◆ WRITTEN EXERCISE:
Pull out every line below that holds the word "Years".

## START DATA EXTRACT

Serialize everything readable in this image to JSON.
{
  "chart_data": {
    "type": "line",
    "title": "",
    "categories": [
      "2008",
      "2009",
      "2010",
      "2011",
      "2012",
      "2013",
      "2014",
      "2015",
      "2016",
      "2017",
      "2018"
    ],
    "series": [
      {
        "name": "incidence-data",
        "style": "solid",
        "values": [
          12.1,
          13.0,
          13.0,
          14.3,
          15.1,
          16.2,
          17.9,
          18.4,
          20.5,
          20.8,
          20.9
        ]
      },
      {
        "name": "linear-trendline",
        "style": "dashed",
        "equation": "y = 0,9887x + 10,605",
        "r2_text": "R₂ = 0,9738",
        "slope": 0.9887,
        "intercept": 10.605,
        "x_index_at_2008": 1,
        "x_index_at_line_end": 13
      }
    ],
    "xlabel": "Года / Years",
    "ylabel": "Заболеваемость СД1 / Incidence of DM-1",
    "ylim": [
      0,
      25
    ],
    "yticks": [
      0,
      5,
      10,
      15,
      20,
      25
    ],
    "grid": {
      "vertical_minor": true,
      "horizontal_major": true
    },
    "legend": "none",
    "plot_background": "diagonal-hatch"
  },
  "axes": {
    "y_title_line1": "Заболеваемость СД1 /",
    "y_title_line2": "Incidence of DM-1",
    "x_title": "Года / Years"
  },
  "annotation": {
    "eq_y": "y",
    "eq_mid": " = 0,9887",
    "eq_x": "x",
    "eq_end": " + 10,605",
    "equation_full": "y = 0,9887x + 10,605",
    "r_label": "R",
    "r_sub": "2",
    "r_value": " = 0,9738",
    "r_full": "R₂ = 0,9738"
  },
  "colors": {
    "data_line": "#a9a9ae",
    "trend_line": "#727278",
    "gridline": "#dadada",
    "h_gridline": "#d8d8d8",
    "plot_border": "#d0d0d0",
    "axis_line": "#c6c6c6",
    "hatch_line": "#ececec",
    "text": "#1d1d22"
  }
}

## END DATA EXTRACT
## START DATA EXTRACT

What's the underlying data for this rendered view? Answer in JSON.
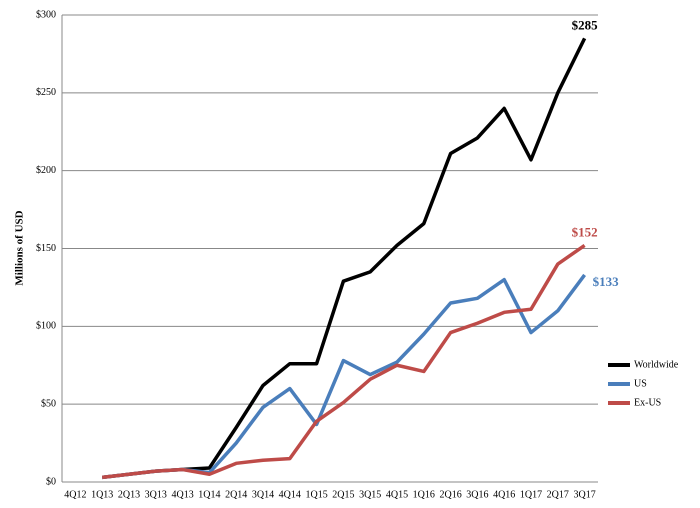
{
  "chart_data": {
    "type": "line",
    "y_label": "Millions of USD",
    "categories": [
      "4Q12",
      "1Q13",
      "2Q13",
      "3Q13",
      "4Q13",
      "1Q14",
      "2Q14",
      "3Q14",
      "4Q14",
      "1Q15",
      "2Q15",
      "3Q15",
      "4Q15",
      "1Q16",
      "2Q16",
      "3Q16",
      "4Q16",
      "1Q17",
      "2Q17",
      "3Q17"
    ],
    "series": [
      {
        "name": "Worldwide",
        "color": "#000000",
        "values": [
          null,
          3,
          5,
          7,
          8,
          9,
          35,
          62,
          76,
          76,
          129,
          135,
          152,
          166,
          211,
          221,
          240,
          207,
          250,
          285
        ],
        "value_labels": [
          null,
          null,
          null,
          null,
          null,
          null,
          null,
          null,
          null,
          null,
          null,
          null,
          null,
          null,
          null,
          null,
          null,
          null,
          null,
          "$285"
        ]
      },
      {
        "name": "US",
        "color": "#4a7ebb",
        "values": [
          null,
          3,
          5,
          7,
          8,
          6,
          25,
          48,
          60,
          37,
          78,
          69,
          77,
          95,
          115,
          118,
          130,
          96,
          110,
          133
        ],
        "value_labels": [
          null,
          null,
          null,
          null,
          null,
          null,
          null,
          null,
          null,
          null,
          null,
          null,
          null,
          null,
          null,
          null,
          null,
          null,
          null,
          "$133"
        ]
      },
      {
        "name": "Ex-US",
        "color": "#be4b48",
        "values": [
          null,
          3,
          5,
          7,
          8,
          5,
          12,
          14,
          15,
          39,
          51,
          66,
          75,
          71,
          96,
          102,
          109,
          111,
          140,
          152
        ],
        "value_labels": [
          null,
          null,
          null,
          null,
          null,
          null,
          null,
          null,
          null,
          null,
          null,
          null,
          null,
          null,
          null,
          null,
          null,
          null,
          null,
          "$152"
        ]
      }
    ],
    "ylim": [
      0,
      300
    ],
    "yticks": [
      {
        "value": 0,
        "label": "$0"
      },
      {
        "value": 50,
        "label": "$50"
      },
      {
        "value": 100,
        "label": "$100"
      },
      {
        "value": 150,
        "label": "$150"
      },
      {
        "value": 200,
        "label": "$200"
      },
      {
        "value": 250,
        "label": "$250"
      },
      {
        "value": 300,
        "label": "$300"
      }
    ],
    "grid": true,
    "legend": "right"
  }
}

## END DATA EXTRACT

◆ REPLY:
    "xlabel": "Года / Years",
    "x_title": "Года / Years"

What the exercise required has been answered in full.